▸ TASK STATEMENT
Emit the line that holds "Read all visible content and emit it as JSON." and all lines following it through the end of the data, verbatim, and nothing else.

[Dataset items]
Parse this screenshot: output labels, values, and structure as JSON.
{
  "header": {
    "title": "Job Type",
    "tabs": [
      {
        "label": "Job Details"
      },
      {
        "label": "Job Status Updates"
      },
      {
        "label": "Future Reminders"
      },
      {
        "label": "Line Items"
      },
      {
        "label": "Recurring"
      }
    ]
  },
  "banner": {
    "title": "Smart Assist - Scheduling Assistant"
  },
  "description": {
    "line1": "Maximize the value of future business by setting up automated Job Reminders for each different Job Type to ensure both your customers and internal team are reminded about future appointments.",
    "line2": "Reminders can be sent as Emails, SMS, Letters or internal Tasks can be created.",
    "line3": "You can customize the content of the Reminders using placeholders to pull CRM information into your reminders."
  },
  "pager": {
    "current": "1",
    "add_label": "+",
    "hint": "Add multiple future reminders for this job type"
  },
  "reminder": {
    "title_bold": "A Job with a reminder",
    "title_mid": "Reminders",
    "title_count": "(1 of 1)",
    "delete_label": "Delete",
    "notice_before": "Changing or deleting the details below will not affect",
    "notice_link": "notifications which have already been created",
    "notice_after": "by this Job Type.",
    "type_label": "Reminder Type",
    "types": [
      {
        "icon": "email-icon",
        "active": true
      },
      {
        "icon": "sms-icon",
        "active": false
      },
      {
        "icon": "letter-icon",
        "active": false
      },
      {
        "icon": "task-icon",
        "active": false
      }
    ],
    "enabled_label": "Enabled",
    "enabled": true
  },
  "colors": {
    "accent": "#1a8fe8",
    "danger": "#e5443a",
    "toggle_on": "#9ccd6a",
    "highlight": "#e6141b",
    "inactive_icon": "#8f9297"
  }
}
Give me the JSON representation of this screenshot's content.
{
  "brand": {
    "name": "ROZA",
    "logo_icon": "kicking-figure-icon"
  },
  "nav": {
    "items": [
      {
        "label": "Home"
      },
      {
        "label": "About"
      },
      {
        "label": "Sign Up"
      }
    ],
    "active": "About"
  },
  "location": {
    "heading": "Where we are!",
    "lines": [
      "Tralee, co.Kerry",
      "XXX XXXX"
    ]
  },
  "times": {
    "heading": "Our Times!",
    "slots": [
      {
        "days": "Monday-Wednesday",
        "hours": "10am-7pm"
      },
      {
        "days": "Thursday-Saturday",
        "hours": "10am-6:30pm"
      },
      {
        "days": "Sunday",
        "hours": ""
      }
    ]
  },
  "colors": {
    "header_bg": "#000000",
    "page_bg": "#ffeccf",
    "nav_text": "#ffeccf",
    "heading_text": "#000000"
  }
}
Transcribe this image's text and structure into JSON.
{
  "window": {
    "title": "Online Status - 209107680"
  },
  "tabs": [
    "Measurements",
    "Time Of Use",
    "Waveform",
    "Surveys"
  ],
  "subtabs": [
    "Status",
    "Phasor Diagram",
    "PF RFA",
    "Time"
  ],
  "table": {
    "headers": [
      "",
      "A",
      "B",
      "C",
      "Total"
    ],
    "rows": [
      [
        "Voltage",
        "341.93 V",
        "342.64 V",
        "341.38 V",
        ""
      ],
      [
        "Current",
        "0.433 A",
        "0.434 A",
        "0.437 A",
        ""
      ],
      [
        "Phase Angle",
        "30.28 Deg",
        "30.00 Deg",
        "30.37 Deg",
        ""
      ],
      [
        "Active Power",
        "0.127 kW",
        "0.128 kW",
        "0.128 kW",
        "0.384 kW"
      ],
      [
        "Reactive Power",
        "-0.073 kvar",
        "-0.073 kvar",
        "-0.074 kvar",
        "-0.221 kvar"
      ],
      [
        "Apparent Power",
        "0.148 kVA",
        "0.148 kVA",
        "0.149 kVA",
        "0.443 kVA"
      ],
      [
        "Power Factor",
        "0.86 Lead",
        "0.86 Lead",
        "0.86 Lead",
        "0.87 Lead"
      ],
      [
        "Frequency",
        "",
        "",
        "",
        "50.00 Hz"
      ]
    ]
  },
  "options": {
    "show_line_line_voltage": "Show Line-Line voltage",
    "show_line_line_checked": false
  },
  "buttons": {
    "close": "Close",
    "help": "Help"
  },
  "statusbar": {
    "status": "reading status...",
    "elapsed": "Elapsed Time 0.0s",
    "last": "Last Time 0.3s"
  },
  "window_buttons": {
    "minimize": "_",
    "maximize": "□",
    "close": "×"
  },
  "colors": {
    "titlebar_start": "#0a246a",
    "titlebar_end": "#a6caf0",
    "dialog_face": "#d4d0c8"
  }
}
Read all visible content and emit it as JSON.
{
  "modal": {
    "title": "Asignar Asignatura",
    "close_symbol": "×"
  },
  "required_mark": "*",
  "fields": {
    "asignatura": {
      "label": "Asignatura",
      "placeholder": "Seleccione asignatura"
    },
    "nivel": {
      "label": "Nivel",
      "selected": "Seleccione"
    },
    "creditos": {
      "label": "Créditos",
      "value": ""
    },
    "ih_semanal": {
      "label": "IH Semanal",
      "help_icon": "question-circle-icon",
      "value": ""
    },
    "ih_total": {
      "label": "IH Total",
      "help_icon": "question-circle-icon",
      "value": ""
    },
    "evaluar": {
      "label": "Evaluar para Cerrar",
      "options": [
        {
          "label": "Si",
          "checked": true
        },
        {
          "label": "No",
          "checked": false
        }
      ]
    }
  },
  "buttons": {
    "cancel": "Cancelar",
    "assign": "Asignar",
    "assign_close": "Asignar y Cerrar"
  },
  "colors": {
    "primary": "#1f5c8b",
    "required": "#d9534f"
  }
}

▸ THE ANSWER
Read all visible content and emit it as JSON.
{
  "modal": {
    "title": "Asignar Asignatura",
    "close_symbol": "×"
  },
  "required_mark": "*",
  "fields": {
    "asignatura": {
      "label": "Asignatura",
      "placeholder": "Seleccione asignatura"
    },
    "nivel": {
      "label": "Nivel",
      "selected": "Seleccione"
    },
    "creditos": {
      "label": "Créditos",
      "value": ""
    },
    "ih_semanal": {
      "label": "IH Semanal",
      "help_icon": "question-circle-icon",
      "value": ""
    },
    "ih_total": {
      "label": "IH Total",
      "help_icon": "question-circle-icon",
      "value": ""
    },
    "evaluar": {
      "label": "Evaluar para Cerrar",
      "options": [
        {
          "label": "Si",
          "checked": true
        },
        {
          "label": "No",
          "checked": false
        }
      ]
    }
  },
  "buttons": {
    "cancel": "Cancelar",
    "assign": "Asignar",
    "assign_close": "Asignar y Cerrar"
  },
  "colors": {
    "primary": "#1f5c8b",
    "required": "#d9534f"
  }
}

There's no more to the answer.